[Recorded data]

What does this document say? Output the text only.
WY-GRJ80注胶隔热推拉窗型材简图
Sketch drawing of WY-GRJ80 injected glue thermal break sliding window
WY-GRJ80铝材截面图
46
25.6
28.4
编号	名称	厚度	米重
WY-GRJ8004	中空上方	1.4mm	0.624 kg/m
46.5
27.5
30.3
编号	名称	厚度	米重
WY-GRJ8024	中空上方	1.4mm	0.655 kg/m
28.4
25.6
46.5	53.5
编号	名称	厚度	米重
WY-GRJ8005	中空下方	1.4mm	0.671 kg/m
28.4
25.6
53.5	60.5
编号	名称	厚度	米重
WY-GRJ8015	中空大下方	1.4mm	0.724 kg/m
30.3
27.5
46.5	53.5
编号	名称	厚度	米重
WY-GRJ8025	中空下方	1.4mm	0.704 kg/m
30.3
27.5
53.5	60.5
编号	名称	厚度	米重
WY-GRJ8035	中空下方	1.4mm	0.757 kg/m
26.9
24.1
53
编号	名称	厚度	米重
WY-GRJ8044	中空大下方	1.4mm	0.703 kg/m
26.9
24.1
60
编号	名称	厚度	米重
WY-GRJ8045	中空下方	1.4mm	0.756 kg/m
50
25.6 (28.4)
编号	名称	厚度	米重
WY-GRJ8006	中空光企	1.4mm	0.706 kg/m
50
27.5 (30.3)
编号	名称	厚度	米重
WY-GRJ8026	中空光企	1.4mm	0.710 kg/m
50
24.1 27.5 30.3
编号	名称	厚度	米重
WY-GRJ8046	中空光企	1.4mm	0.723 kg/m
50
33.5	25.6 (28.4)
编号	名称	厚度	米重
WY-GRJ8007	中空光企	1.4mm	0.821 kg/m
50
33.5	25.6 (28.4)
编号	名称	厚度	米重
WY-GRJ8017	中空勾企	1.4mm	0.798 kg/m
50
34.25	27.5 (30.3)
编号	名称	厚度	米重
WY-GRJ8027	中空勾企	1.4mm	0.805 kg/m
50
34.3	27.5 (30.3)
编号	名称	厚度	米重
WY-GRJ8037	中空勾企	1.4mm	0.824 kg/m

## Given problem
Transcribe all of the material exactly. Omit nothing.

## Problem solution
What does this document say? Output the text only.
WY-GRJ80注胶隔热推拉窗型材简图
Sketch drawing of WY-GRJ80 injected glue thermal break sliding window
WY-GRJ80铝材截面图
46
25.6
28.4
编号	名称	厚度	米重
WY-GRJ8004	中空上方	1.4mm	0.624 kg/m
46.5
27.5
30.3
编号	名称	厚度	米重
WY-GRJ8024	中空上方	1.4mm	0.655 kg/m
28.4
25.6
46.5	53.5
编号	名称	厚度	米重
WY-GRJ8005	中空下方	1.4mm	0.671 kg/m
28.4
25.6
53.5	60.5
编号	名称	厚度	米重
WY-GRJ8015	中空大下方	1.4mm	0.724 kg/m
30.3
27.5
46.5	53.5
编号	名称	厚度	米重
WY-GRJ8025	中空下方	1.4mm	0.704 kg/m
30.3
27.5
53.5	60.5
编号	名称	厚度	米重
WY-GRJ8035	中空下方	1.4mm	0.757 kg/m
26.9
24.1
53
编号	名称	厚度	米重
WY-GRJ8044	中空大下方	1.4mm	0.703 kg/m
26.9
24.1
60
编号	名称	厚度	米重
WY-GRJ8045	中空下方	1.4mm	0.756 kg/m
50
25.6 (28.4)
编号	名称	厚度	米重
WY-GRJ8006	中空光企	1.4mm	0.706 kg/m
50
27.5 (30.3)
编号	名称	厚度	米重
WY-GRJ8026	中空光企	1.4mm	0.710 kg/m
50
24.1 27.5 30.3
编号	名称	厚度	米重
WY-GRJ8046	中空光企	1.4mm	0.723 kg/m
50
33.5	25.6 (28.4)
编号	名称	厚度	米重
WY-GRJ8007	中空光企	1.4mm	0.821 kg/m
50
33.5	25.6 (28.4)
编号	名称	厚度	米重
WY-GRJ8017	中空勾企	1.4mm	0.798 kg/m
50
34.25	27.5 (30.3)
编号	名称	厚度	米重
WY-GRJ8027	中空勾企	1.4mm	0.805 kg/m
50
34.3	27.5 (30.3)
编号	名称	厚度	米重
WY-GRJ8037	中空勾企	1.4mm	0.824 kg/m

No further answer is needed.